═══ DATA EXTRACT

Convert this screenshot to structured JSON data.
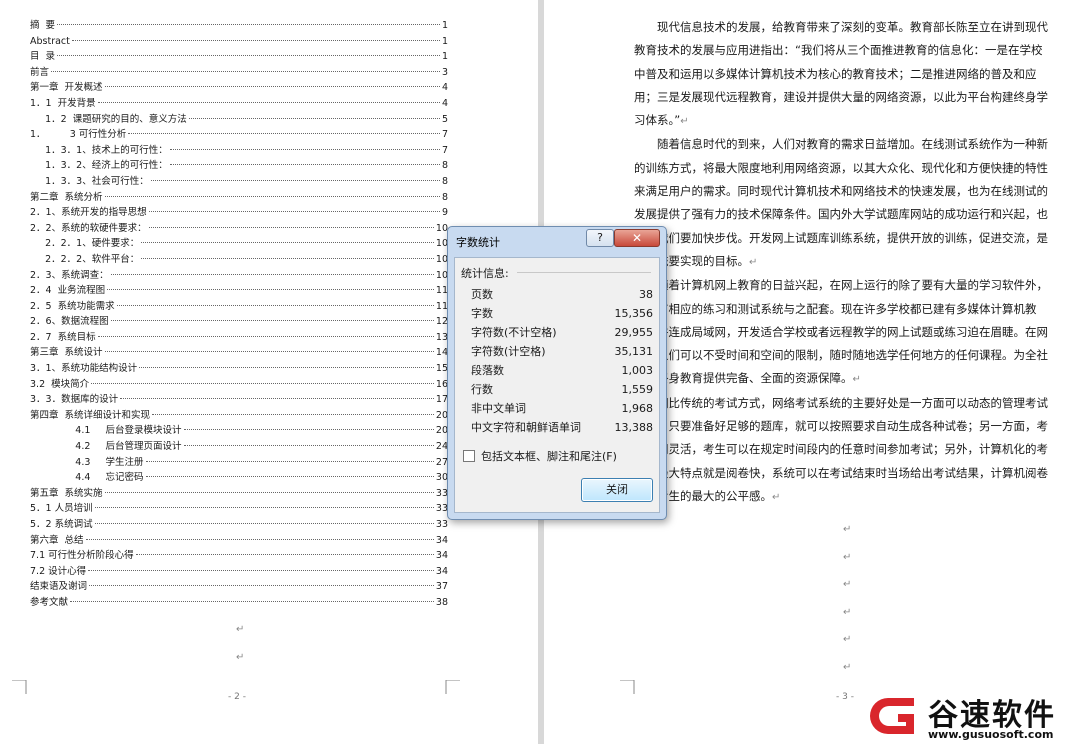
{
  "toc": [
    {
      "text": "摘  要",
      "page": "1"
    },
    {
      "text": "Abstract",
      "page": "1"
    },
    {
      "text": "目  录",
      "page": "1"
    },
    {
      "text": "前言",
      "page": "3"
    },
    {
      "text": "第一章  开发概述",
      "page": "4"
    },
    {
      "text": "1．1  开发背景",
      "page": "4"
    },
    {
      "text": "     1．2  课题研究的目的、意义方法",
      "page": "5"
    },
    {
      "text": "1．        3 可行性分析",
      "page": "7"
    },
    {
      "text": "     1．3．1、技术上的可行性：",
      "page": "7"
    },
    {
      "text": "     1．3．2、经济上的可行性：",
      "page": "8"
    },
    {
      "text": "     1．3．3、社会可行性：",
      "page": "8"
    },
    {
      "text": "第二章  系统分析",
      "page": "8"
    },
    {
      "text": "2．1、系统开发的指导思想",
      "page": "9"
    },
    {
      "text": "2．2、系统的软硬件要求：",
      "page": "10"
    },
    {
      "text": "     2．2．1、硬件要求：",
      "page": "10"
    },
    {
      "text": "     2．2．2、软件平台：",
      "page": "10"
    },
    {
      "text": "2．3、系统调查：",
      "page": "10"
    },
    {
      "text": "2．4  业务流程图",
      "page": "11"
    },
    {
      "text": "2．5  系统功能需求",
      "page": "11"
    },
    {
      "text": "2．6、数据流程图",
      "page": "12"
    },
    {
      "text": "2．7  系统目标",
      "page": "13"
    },
    {
      "text": "第三章  系统设计",
      "page": "14"
    },
    {
      "text": "3．1、系统功能结构设计",
      "page": "15"
    },
    {
      "text": "3.2  模块简介",
      "page": "16"
    },
    {
      "text": "3．3．数据库的设计",
      "page": "17"
    },
    {
      "text": "第四章  系统详细设计和实现",
      "page": "20"
    },
    {
      "text": "               4.1     后台登录模块设计",
      "page": "20"
    },
    {
      "text": "               4.2     后台管理页面设计",
      "page": "24"
    },
    {
      "text": "               4.3     学生注册",
      "page": "27"
    },
    {
      "text": "               4.4     忘记密码",
      "page": "30"
    },
    {
      "text": "第五章  系统实施",
      "page": "33"
    },
    {
      "text": "5．1 人员培训",
      "page": "33"
    },
    {
      "text": "5．2 系统调试",
      "page": "33"
    },
    {
      "text": "第六章  总结",
      "page": "34"
    },
    {
      "text": "7.1 可行性分析阶段心得",
      "page": "34"
    },
    {
      "text": "7.2 设计心得",
      "page": "34"
    },
    {
      "text": "结束语及谢词",
      "page": "37"
    },
    {
      "text": "参考文献",
      "page": "38"
    }
  ],
  "left_page_number": "- 2 -",
  "right_page_number": "- 3 -",
  "paragraph_mark": "↵",
  "body_paragraphs": [
    "现代信息技术的发展，给教育带来了深刻的变革。教育部长陈至立在讲到现代教育技术的发展与应用进指出：“我们将从三个面推进教育的信息化：一是在学校中普及和运用以多媒体计算机技术为核心的教育技术；二是推进网络的普及和应用；三是发展现代远程教育，建设并提供大量的网络资源，以此为平台构建终身学习体系。”",
    "随着信息时代的到来，人们对教育的需求日益增加。在线测试系统作为一种新的训练方式，将最大限度地利用网络资源，以其大众化、现代化和方便快捷的特性来满足用户的需求。同时现代计算机技术和网络技术的快速发展，也为在线测试的发展提供了强有力的技术保障条件。国内外大学试题库网站的成功运行和兴起，也促使我们要加快步伐。开发网上试题库训练系统，提供开放的训练，促进交流，是本系统要实现的目标。",
    "随着计算机网上教育的日益兴起，在网上运行的除了要有大量的学习软件外，还要有相应的练习和测试系统与之配套。现在许多学校都已建有多媒体计算机教室，并连成局域网，开发适合学校或者远程教学的网上试题或练习迫在眉睫。在网上，人们可以不受时间和空间的限制，随时随地选学任何地方的任何课程。为全社会的终身教育提供完备、全面的资源保障。",
    "相比传统的考试方式，网络考试系统的主要好处是一方面可以动态的管理考试信息，只要准备好足够的题库，就可以按照要求自动生成各种试卷；另一方面，考试时间灵活，考生可以在规定时间段内的任意时间参加考试；另外，计算机化的考试的最大特点就是阅卷快，系统可以在考试结束时当场给出考试结果，计算机阅卷给了考生的最大的公平感。"
  ],
  "dialog": {
    "title": "字数统计",
    "help_label": "?",
    "close_label": "✕",
    "section_label": "统计信息:",
    "stats": [
      {
        "label": "页数",
        "value": "38"
      },
      {
        "label": "字数",
        "value": "15,356"
      },
      {
        "label": "字符数(不计空格)",
        "value": "29,955"
      },
      {
        "label": "字符数(计空格)",
        "value": "35,131"
      },
      {
        "label": "段落数",
        "value": "1,003"
      },
      {
        "label": "行数",
        "value": "1,559"
      },
      {
        "label": "非中文单词",
        "value": "1,968"
      },
      {
        "label": "中文字符和朝鲜语单词",
        "value": "13,388"
      }
    ],
    "checkbox_label": "包括文本框、脚注和尾注(F)",
    "checkbox_checked": false,
    "button_label": "关闭"
  },
  "watermark": {
    "brand": "谷速软件",
    "url": "www.gusuosoft.com",
    "accent": "#d9262c"
  }
}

══════

# WHAT THE TASK ASKS
Repeat the material exactly as it reads, without any of its pictures.

# OUTPUT OF THE EXERCISE
Convert this screenshot to structured JSON data.
{
  "toc": [
    {
      "text": "摘  要",
      "page": "1"
    },
    {
      "text": "Abstract",
      "page": "1"
    },
    {
      "text": "目  录",
      "page": "1"
    },
    {
      "text": "前言",
      "page": "3"
    },
    {
      "text": "第一章  开发概述",
      "page": "4"
    },
    {
      "text": "1．1  开发背景",
      "page": "4"
    },
    {
      "text": "     1．2  课题研究的目的、意义方法",
      "page": "5"
    },
    {
      "text": "1．        3 可行性分析",
      "page": "7"
    },
    {
      "text": "     1．3．1、技术上的可行性：",
      "page": "7"
    },
    {
      "text": "     1．3．2、经济上的可行性：",
      "page": "8"
    },
    {
      "text": "     1．3．3、社会可行性：",
      "page": "8"
    },
    {
      "text": "第二章  系统分析",
      "page": "8"
    },
    {
      "text": "2．1、系统开发的指导思想",
      "page": "9"
    },
    {
      "text": "2．2、系统的软硬件要求：",
      "page": "10"
    },
    {
      "text": "     2．2．1、硬件要求：",
      "page": "10"
    },
    {
      "text": "     2．2．2、软件平台：",
      "page": "10"
    },
    {
      "text": "2．3、系统调查：",
      "page": "10"
    },
    {
      "text": "2．4  业务流程图",
      "page": "11"
    },
    {
      "text": "2．5  系统功能需求",
      "page": "11"
    },
    {
      "text": "2．6、数据流程图",
      "page": "12"
    },
    {
      "text": "2．7  系统目标",
      "page": "13"
    },
    {
      "text": "第三章  系统设计",
      "page": "14"
    },
    {
      "text": "3．1、系统功能结构设计",
      "page": "15"
    },
    {
      "text": "3.2  模块简介",
      "page": "16"
    },
    {
      "text": "3．3．数据库的设计",
      "page": "17"
    },
    {
      "text": "第四章  系统详细设计和实现",
      "page": "20"
    },
    {
      "text": "               4.1     后台登录模块设计",
      "page": "20"
    },
    {
      "text": "               4.2     后台管理页面设计",
      "page": "24"
    },
    {
      "text": "               4.3     学生注册",
      "page": "27"
    },
    {
      "text": "               4.4     忘记密码",
      "page": "30"
    },
    {
      "text": "第五章  系统实施",
      "page": "33"
    },
    {
      "text": "5．1 人员培训",
      "page": "33"
    },
    {
      "text": "5．2 系统调试",
      "page": "33"
    },
    {
      "text": "第六章  总结",
      "page": "34"
    },
    {
      "text": "7.1 可行性分析阶段心得",
      "page": "34"
    },
    {
      "text": "7.2 设计心得",
      "page": "34"
    },
    {
      "text": "结束语及谢词",
      "page": "37"
    },
    {
      "text": "参考文献",
      "page": "38"
    }
  ],
  "left_page_number": "- 2 -",
  "right_page_number": "- 3 -",
  "paragraph_mark": "↵",
  "body_paragraphs": [
    "现代信息技术的发展，给教育带来了深刻的变革。教育部长陈至立在讲到现代教育技术的发展与应用进指出：“我们将从三个面推进教育的信息化：一是在学校中普及和运用以多媒体计算机技术为核心的教育技术；二是推进网络的普及和应用；三是发展现代远程教育，建设并提供大量的网络资源，以此为平台构建终身学习体系。”",
    "随着信息时代的到来，人们对教育的需求日益增加。在线测试系统作为一种新的训练方式，将最大限度地利用网络资源，以其大众化、现代化和方便快捷的特性来满足用户的需求。同时现代计算机技术和网络技术的快速发展，也为在线测试的发展提供了强有力的技术保障条件。国内外大学试题库网站的成功运行和兴起，也促使我们要加快步伐。开发网上试题库训练系统，提供开放的训练，促进交流，是本系统要实现的目标。",
    "随着计算机网上教育的日益兴起，在网上运行的除了要有大量的学习软件外，还要有相应的练习和测试系统与之配套。现在许多学校都已建有多媒体计算机教室，并连成局域网，开发适合学校或者远程教学的网上试题或练习迫在眉睫。在网上，人们可以不受时间和空间的限制，随时随地选学任何地方的任何课程。为全社会的终身教育提供完备、全面的资源保障。",
    "相比传统的考试方式，网络考试系统的主要好处是一方面可以动态的管理考试信息，只要准备好足够的题库，就可以按照要求自动生成各种试卷；另一方面，考试时间灵活，考生可以在规定时间段内的任意时间参加考试；另外，计算机化的考试的最大特点就是阅卷快，系统可以在考试结束时当场给出考试结果，计算机阅卷给了考生的最大的公平感。"
  ],
  "dialog": {
    "title": "字数统计",
    "help_label": "?",
    "close_label": "✕",
    "section_label": "统计信息:",
    "stats": [
      {
        "label": "页数",
        "value": "38"
      },
      {
        "label": "字数",
        "value": "15,356"
      },
      {
        "label": "字符数(不计空格)",
        "value": "29,955"
      },
      {
        "label": "字符数(计空格)",
        "value": "35,131"
      },
      {
        "label": "段落数",
        "value": "1,003"
      },
      {
        "label": "行数",
        "value": "1,559"
      },
      {
        "label": "非中文单词",
        "value": "1,968"
      },
      {
        "label": "中文字符和朝鲜语单词",
        "value": "13,388"
      }
    ],
    "checkbox_label": "包括文本框、脚注和尾注(F)",
    "checkbox_checked": false,
    "button_label": "关闭"
  },
  "watermark": {
    "brand": "谷速软件",
    "url": "www.gusuosoft.com",
    "accent": "#d9262c"
  }
}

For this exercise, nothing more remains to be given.